前回は「中世再興を目論んだ「中世の権化」武田信玄〜異常に強力に描かれる武田四天王・最強武将のイメージの真田昌幸と真田幸村・信玄の理念と中世〜」の話でした。
武田信玄が目指した軍略の先:上杉謙信との死闘
甲斐守護で、「甲斐一国」が版図だった武田家。
元々守護の家柄であるため、甲斐の領土は安泰です。
「一国を有する」と言っても、甲斐は山国で、生産力が高くありません。
後の太閤検地の際に、22万石あまりだった甲斐。
信玄が勢力拡張しようとした頃は、20万石程度の石高しかありませんでした。
これは、日本全国で比較しても「低い方」であり、信玄の野望は甲斐の外に向かいます。
同じ山国であり、石高が倍ほどあるであろう信濃に向かった信玄。
太閤検地の際に40万石あまりだった信濃を併呑すれば、一気に三倍ほどの生産力になることが見込まれました。
一気に三倍を
目指す!
そして、村上義清の反撃を受けて、大きな損害を受けたものの、着実に信濃制圧を遂げつつあった信玄。
甲斐から信濃に
勢力を拡張した・・・
村上義清を北信濃から追い出し、義清は長尾景虎を頼ります。
そして、当面、長尾景虎と対峙することになった信玄は、
この後、
どこに向かうか・・・
悩みました。
甲相駿三国同盟
悩んでいた信玄に、願ってもない同盟の話がきました。
武田信玄殿・・・
我が今川・北条家と三者で同盟結ばぬか・・・
国境を接する南の駿河・今川家から、「武田・今川・北条三家の軍事同盟」の提案です。
我が北条は、
乗った!
甲斐国に接する駿河・今川氏、相模・北条氏とは、国境線をめぐって戦いが続いていました。

▶ 課題の指示:
a - 次の(i)〜(iii)がそれぞれ本文の内容と一致するか、「はい」か「いいえ」で答え、決め手となる本文の語句を正確に引用せよ。
(i) 信玄が勢力拡張しようとした頃、甲斐の石高は20万石程度だった。
(ii) 信濃は太閤検地の際に22万石あまりだった。
(iii) 村上義清は北信濃を追われた後、今川家を頼った。
b - 本文のうち、「これは、日本全国で比較しても「低い方」であり、信玄の野望は甲斐の外に向かいます。」を含む箇所から書き始め、「濃制圧を遂げつつあった信玄。」まで来たら止めて、その部分を一字も変えずにそのまま写してください。

▶ 表示データ:

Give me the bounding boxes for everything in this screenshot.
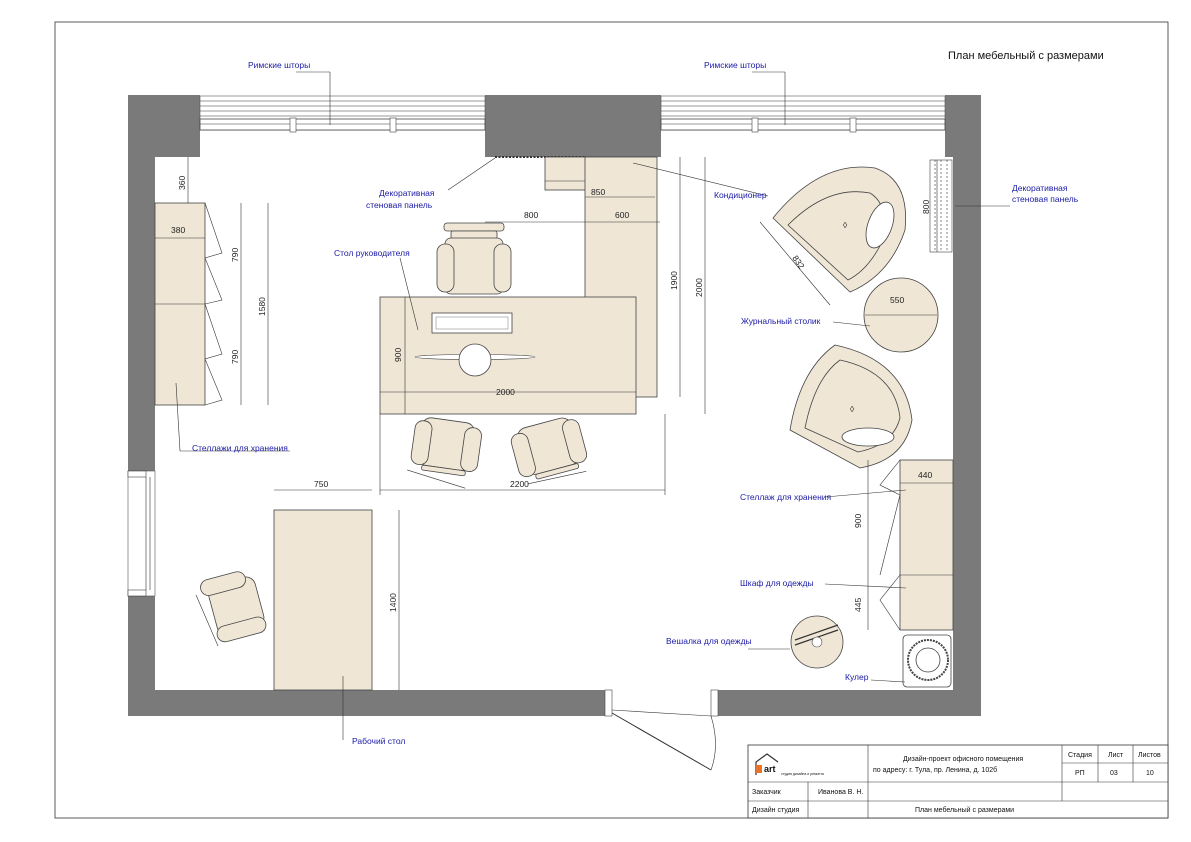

▶ 解答は以下:
a -
(i) はい:「信玄が勢力拡張しようとした頃は、20万石程度の石高しかありませんでした。」
(ii) いいえ:「太閤検地の際に40万石あまりだった信濃」
(iii) いいえ:「義清は長尾景虎を頼ります。」

b -
これは、日本全国で比較しても「低い方」であり、信玄の野望は甲斐の外に向かいます。
同じ山国であり、石高が倍ほどあるであろう信濃に向かった信玄。
太閤検地の際に40万石あまりだった信濃を併呑すれば、一気に三倍ほどの生産力になることが見込まれました。
一気に三倍を
目指す!
そして、村上義清の反撃を受けて、大きな損害を受けたものの、着実に信濃制圧を遂げつつあった信玄。